The exercise. Wherever the word "spacing" shows up in a line, please copy that line.

A block of data
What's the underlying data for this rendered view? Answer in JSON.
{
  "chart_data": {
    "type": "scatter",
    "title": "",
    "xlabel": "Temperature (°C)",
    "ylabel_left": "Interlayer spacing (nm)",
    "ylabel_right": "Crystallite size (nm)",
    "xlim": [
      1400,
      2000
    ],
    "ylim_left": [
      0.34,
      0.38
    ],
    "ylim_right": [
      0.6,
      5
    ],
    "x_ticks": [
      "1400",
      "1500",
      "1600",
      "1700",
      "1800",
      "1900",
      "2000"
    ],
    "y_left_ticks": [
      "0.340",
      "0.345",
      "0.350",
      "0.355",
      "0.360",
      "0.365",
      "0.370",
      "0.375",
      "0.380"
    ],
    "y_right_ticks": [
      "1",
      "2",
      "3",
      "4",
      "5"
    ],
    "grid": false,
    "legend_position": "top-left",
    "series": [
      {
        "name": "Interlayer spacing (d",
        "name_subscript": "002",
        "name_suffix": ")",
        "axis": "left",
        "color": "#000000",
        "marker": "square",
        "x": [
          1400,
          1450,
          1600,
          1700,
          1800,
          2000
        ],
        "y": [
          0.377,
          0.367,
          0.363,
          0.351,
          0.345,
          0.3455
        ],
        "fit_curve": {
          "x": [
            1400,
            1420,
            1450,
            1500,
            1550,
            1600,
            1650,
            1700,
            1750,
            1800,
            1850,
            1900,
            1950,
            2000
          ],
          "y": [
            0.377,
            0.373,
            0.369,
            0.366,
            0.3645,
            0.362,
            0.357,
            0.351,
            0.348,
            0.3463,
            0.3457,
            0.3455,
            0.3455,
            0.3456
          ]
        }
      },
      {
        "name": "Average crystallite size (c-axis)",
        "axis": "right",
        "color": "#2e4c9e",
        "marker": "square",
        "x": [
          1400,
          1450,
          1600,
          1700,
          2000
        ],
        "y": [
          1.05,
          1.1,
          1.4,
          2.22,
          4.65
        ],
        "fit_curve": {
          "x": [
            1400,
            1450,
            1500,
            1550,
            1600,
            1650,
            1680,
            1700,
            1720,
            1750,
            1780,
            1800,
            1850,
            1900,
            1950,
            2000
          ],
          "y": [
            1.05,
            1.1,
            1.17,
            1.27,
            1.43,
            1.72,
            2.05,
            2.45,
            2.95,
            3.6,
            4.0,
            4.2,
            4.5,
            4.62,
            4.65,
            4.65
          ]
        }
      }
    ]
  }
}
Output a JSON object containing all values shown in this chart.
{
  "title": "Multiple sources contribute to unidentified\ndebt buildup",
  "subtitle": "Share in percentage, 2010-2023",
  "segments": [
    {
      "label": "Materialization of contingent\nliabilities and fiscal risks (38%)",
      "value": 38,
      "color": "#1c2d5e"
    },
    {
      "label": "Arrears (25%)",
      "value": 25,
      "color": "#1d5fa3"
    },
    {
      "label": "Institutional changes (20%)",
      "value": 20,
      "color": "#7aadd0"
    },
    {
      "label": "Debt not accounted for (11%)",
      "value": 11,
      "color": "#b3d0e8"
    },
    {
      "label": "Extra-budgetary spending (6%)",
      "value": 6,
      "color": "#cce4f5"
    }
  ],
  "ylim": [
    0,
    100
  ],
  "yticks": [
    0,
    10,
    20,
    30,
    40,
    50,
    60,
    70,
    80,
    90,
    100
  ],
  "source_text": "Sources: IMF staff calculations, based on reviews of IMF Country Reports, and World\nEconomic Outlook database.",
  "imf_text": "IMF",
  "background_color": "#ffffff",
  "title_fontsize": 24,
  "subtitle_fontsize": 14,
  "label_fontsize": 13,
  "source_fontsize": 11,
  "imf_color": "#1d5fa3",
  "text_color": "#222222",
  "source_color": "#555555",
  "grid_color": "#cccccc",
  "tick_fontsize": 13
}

Written reply.
    "ylabel_left": "Interlayer spacing (nm)",
        "name": "Interlayer spacing (d",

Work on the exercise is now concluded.